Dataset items
================

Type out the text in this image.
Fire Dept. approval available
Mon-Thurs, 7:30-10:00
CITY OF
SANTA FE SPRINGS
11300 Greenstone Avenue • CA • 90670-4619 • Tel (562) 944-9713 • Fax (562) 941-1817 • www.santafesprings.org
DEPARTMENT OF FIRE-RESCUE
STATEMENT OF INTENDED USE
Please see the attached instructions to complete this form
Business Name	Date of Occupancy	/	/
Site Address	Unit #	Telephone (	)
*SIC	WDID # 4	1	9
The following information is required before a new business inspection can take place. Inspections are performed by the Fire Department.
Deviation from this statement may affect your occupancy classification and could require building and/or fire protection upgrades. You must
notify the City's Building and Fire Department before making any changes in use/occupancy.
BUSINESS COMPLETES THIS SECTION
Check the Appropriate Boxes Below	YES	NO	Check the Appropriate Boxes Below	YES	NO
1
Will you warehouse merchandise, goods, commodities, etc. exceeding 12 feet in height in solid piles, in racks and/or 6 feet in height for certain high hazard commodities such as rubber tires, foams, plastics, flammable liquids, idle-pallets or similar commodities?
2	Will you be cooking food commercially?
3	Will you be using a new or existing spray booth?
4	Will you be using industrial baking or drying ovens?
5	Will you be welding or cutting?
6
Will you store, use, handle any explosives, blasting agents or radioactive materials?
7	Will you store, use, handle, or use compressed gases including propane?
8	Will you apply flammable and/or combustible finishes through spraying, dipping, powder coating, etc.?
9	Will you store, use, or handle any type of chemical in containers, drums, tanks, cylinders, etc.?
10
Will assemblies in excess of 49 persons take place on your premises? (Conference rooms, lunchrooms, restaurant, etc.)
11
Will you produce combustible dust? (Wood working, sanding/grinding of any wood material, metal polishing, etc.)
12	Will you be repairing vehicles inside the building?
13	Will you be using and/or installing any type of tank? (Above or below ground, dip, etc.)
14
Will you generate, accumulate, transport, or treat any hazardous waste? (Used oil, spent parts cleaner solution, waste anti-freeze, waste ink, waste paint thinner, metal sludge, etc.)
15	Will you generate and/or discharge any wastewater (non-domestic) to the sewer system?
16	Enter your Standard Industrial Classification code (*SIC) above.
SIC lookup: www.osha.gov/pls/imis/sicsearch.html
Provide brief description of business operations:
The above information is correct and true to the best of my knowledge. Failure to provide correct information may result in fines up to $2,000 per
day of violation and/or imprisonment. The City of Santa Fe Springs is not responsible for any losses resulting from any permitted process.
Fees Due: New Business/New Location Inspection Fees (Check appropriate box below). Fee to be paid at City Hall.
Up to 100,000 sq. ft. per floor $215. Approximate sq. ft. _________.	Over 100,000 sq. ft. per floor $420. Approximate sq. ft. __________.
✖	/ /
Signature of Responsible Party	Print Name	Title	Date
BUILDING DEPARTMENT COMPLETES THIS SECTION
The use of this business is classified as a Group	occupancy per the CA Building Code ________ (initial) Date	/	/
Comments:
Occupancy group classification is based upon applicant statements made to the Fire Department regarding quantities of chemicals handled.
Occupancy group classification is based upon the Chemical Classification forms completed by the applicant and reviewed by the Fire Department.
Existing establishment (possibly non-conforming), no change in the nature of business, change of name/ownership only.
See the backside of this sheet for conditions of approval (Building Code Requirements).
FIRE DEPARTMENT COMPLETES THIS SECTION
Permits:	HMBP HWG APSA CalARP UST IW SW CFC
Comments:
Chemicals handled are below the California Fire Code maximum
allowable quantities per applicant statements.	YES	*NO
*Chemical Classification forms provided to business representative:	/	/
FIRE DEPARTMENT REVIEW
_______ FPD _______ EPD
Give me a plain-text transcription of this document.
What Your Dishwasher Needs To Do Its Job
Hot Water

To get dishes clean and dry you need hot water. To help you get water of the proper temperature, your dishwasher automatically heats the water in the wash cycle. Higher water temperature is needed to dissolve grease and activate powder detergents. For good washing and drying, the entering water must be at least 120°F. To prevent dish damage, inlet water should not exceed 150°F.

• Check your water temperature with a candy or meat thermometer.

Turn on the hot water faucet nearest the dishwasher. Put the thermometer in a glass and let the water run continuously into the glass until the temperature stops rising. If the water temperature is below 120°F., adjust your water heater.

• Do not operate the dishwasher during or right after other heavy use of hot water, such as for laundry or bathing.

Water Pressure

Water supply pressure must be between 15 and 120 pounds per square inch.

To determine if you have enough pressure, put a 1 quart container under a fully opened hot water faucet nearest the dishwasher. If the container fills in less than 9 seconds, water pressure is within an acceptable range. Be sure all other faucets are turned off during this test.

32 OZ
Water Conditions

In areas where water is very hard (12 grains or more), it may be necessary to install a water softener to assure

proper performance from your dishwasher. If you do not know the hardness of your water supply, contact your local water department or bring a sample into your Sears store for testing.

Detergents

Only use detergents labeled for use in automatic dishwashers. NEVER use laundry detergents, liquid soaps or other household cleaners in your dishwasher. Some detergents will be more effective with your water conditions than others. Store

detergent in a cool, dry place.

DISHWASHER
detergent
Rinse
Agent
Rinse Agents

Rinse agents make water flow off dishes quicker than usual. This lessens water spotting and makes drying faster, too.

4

================

▸ **EXERCISE REQUIREMENTS**
Retype the whole listing above exactly.

▸ **RESPONSE FOR THIS EXERCISE**
Type out the text in this image.
Fire Dept. approval available
Mon-Thurs, 7:30-10:00
CITY OF
SANTA FE SPRINGS
11300 Greenstone Avenue • CA • 90670-4619 • Tel (562) 944-9713 • Fax (562) 941-1817 • www.santafesprings.org
DEPARTMENT OF FIRE-RESCUE
STATEMENT OF INTENDED USE
Please see the attached instructions to complete this form
Business Name	Date of Occupancy	/	/
Site Address	Unit #	Telephone (	)
*SIC	WDID # 4	1	9
The following information is required before a new business inspection can take place. Inspections are performed by the Fire Department.
Deviation from this statement may affect your occupancy classification and could require building and/or fire protection upgrades. You must
notify the City's Building and Fire Department before making any changes in use/occupancy.
BUSINESS COMPLETES THIS SECTION
Check the Appropriate Boxes Below	YES	NO	Check the Appropriate Boxes Below	YES	NO
1
Will you warehouse merchandise, goods, commodities, etc. exceeding 12 feet in height in solid piles, in racks and/or 6 feet in height for certain high hazard commodities such as rubber tires, foams, plastics, flammable liquids, idle-pallets or similar commodities?
2	Will you be cooking food commercially?
3	Will you be using a new or existing spray booth?
4	Will you be using industrial baking or drying ovens?
5	Will you be welding or cutting?
6
Will you store, use, handle any explosives, blasting agents or radioactive materials?
7	Will you store, use, handle, or use compressed gases including propane?
8	Will you apply flammable and/or combustible finishes through spraying, dipping, powder coating, etc.?
9	Will you store, use, or handle any type of chemical in containers, drums, tanks, cylinders, etc.?
10
Will assemblies in excess of 49 persons take place on your premises? (Conference rooms, lunchrooms, restaurant, etc.)
11
Will you produce combustible dust? (Wood working, sanding/grinding of any wood material, metal polishing, etc.)
12	Will you be repairing vehicles inside the building?
13	Will you be using and/or installing any type of tank? (Above or below ground, dip, etc.)
14
Will you generate, accumulate, transport, or treat any hazardous waste? (Used oil, spent parts cleaner solution, waste anti-freeze, waste ink, waste paint thinner, metal sludge, etc.)
15	Will you generate and/or discharge any wastewater (non-domestic) to the sewer system?
16	Enter your Standard Industrial Classification code (*SIC) above.
SIC lookup: www.osha.gov/pls/imis/sicsearch.html
Provide brief description of business operations:
The above information is correct and true to the best of my knowledge. Failure to provide correct information may result in fines up to $2,000 per
day of violation and/or imprisonment. The City of Santa Fe Springs is not responsible for any losses resulting from any permitted process.
Fees Due: New Business/New Location Inspection Fees (Check appropriate box below). Fee to be paid at City Hall.
Up to 100,000 sq. ft. per floor $215. Approximate sq. ft. _________.	Over 100,000 sq. ft. per floor $420. Approximate sq. ft. __________.
✖	/ /
Signature of Responsible Party	Print Name	Title	Date
BUILDING DEPARTMENT COMPLETES THIS SECTION
The use of this business is classified as a Group	occupancy per the CA Building Code ________ (initial) Date	/	/
Comments:
Occupancy group classification is based upon applicant statements made to the Fire Department regarding quantities of chemicals handled.
Occupancy group classification is based upon the Chemical Classification forms completed by the applicant and reviewed by the Fire Department.
Existing establishment (possibly non-conforming), no change in the nature of business, change of name/ownership only.
See the backside of this sheet for conditions of approval (Building Code Requirements).
FIRE DEPARTMENT COMPLETES THIS SECTION
Permits:	HMBP HWG APSA CalARP UST IW SW CFC
Comments:
Chemicals handled are below the California Fire Code maximum
allowable quantities per applicant statements.	YES	*NO
*Chemical Classification forms provided to business representative:	/	/
FIRE DEPARTMENT REVIEW
_______ FPD _______ EPD
Give me a plain-text transcription of this document.
What Your Dishwasher Needs To Do Its Job
Hot Water

To get dishes clean and dry you need hot water. To help you get water of the proper temperature, your dishwasher automatically heats the water in the wash cycle. Higher water temperature is needed to dissolve grease and activate powder detergents. For good washing and drying, the entering water must be at least 120°F. To prevent dish damage, inlet water should not exceed 150°F.

• Check your water temperature with a candy or meat thermometer.

Turn on the hot water faucet nearest the dishwasher. Put the thermometer in a glass and let the water run continuously into the glass until the temperature stops rising. If the water temperature is below 120°F., adjust your water heater.

• Do not operate the dishwasher during or right after other heavy use of hot water, such as for laundry or bathing.

Water Pressure

Water supply pressure must be between 15 and 120 pounds per square inch.

To determine if you have enough pressure, put a 1 quart container under a fully opened hot water faucet nearest the dishwasher. If the container fills in less than 9 seconds, water pressure is within an acceptable range. Be sure all other faucets are turned off during this test.

32 OZ
Water Conditions

In areas where water is very hard (12 grains or more), it may be necessary to install a water softener to assure

proper performance from your dishwasher. If you do not know the hardness of your water supply, contact your local water department or bring a sample into your Sears store for testing.

Detergents

Only use detergents labeled for use in automatic dishwashers. NEVER use laundry detergents, liquid soaps or other household cleaners in your dishwasher. Some detergents will be more effective with your water conditions than others. Store

detergent in a cool, dry place.

DISHWASHER
detergent
Rinse
Agent
Rinse Agents

Rinse agents make water flow off dishes quicker than usual. This lessens water spotting and makes drying faster, too.

4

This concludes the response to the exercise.